(Entries with figure data)
# # # # #

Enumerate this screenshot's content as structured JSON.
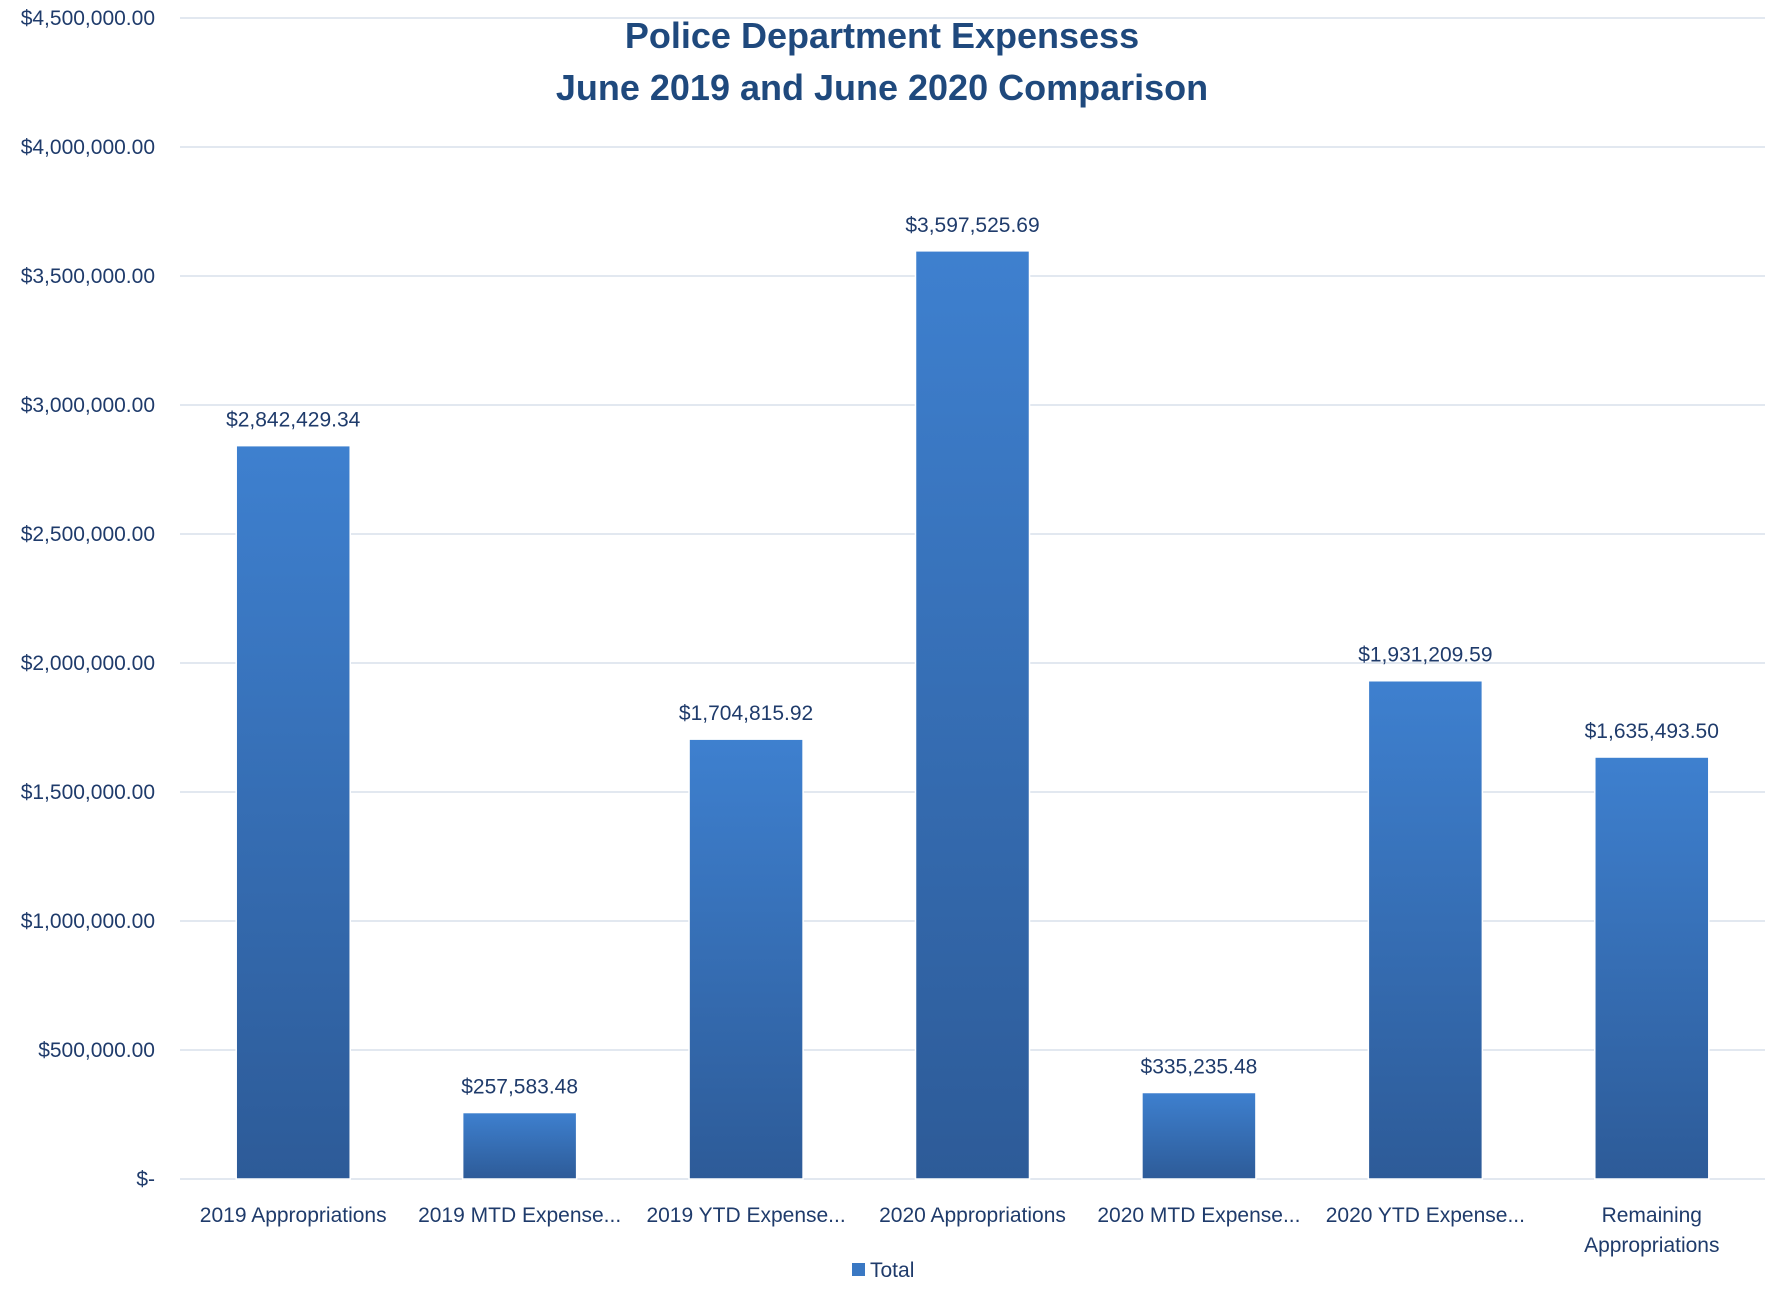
{
  "chart_data": {
    "type": "bar",
    "title": "Police Department Expensess",
    "subtitle": "June 2019 and June 2020 Comparison",
    "categories": [
      "2019 Appropriations",
      "2019 MTD Expense...",
      "2019 YTD Expense...",
      "2020 Appropriations",
      "2020 MTD Expense...",
      "2020 YTD Expense...",
      "Remaining Appropriations"
    ],
    "series": [
      {
        "name": "Total",
        "values": [
          2842429.34,
          257583.48,
          1704815.92,
          3597525.69,
          335235.48,
          1931209.59,
          1635493.5
        ]
      }
    ],
    "data_labels": [
      "$2,842,429.34",
      "$257,583.48",
      "$1,704,815.92",
      "$3,597,525.69",
      "$335,235.48",
      "$1,931,209.59",
      "$1,635,493.50"
    ],
    "y_ticks": [
      0,
      500000,
      1000000,
      1500000,
      2000000,
      2500000,
      3000000,
      3500000,
      4000000,
      4500000
    ],
    "y_tick_labels": [
      "$-",
      "$500,000.00",
      "$1,000,000.00",
      "$1,500,000.00",
      "$2,000,000.00",
      "$2,500,000.00",
      "$3,000,000.00",
      "$3,500,000.00",
      "$4,000,000.00",
      "$4,500,000.00"
    ],
    "ylim": [
      0,
      4500000
    ],
    "xlabel": "",
    "ylabel": "",
    "grid": true,
    "legend": "bottom",
    "colors": {
      "bar_top": "#3E80CF",
      "bar_bottom": "#2D5B98",
      "text": "#1F3B6B",
      "title": "#1F497D",
      "grid": "#D9E1EC",
      "legend_swatch": "#3A78C3"
    }
  }
}
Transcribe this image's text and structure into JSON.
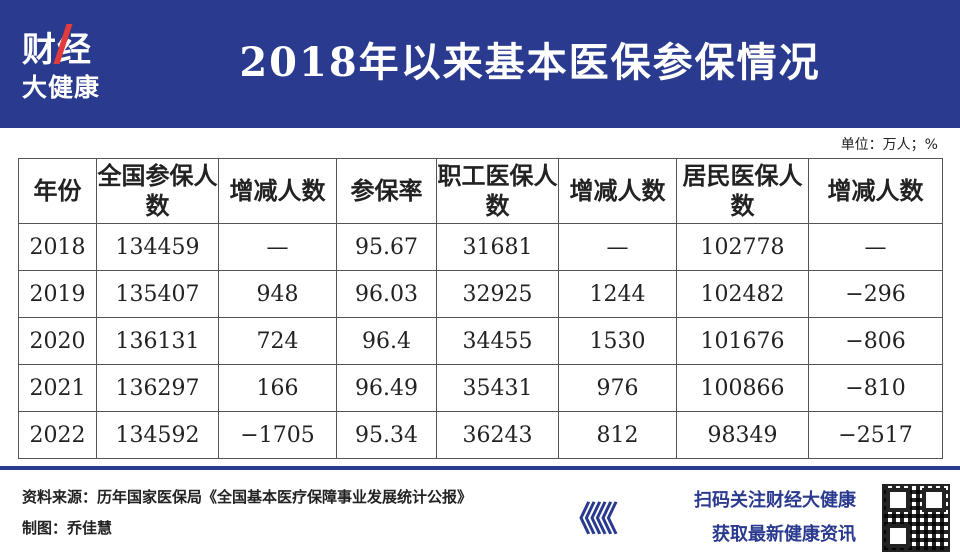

# # # # #

* _Problem to solve_
Copy out every line from the material above in which the word "text" appears.

* _Solution below_
      "text": "#1F3B6B",
Transcribe this image's text and structure into JSON.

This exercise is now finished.